*JOB*
Collect each line of the entries that holds the string "استحباب".

*MATERIAL FOR THIS EXERCISE*
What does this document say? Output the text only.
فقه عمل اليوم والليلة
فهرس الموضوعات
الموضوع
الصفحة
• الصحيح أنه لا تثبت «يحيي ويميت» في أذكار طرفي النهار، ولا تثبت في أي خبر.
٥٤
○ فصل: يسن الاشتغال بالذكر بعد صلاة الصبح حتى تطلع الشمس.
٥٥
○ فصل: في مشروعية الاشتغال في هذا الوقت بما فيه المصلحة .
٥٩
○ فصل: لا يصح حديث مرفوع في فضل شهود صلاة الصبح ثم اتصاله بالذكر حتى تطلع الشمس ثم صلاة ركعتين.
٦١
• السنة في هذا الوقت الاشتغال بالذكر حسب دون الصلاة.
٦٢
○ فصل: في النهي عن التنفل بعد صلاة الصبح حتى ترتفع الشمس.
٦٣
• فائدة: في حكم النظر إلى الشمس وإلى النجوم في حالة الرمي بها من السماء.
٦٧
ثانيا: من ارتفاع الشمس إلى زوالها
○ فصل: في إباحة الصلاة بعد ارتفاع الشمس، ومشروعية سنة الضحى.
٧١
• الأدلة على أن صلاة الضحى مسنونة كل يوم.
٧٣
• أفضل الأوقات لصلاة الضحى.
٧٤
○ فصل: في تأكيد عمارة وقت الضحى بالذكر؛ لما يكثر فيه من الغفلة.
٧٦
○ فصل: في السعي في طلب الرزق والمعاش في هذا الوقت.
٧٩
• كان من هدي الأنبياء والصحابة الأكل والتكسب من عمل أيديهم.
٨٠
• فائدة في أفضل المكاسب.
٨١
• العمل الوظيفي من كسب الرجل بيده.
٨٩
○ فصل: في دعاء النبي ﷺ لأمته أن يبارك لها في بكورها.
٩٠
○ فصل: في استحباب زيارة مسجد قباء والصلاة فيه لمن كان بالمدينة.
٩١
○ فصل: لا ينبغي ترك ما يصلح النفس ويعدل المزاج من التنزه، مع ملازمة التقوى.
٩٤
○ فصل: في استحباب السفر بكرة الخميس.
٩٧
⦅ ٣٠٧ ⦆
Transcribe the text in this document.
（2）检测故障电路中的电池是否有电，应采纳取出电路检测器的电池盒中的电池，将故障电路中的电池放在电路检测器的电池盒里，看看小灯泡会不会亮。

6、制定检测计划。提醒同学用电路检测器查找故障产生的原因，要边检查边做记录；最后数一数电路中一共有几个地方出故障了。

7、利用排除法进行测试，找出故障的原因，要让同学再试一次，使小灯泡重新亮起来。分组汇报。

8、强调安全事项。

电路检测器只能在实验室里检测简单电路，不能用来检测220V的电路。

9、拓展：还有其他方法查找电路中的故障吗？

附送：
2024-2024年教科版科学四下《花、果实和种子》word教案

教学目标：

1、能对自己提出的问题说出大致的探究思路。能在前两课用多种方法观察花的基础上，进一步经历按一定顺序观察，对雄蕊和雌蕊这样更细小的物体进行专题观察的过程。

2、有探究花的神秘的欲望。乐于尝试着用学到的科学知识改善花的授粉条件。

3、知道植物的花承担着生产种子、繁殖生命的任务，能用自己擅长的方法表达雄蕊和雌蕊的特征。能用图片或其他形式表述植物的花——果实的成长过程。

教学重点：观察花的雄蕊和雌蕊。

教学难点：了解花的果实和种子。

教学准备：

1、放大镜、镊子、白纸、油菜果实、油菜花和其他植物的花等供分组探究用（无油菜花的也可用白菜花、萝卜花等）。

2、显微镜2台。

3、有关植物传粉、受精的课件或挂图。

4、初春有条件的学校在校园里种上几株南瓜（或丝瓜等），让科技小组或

*THE COMPLETED TASK*
○ فصل: في استحباب زيارة مسجد قباء والصلاة فيه لمن كان بالمدينة.
○ فصل: في استحباب السفر بكرة الخميس.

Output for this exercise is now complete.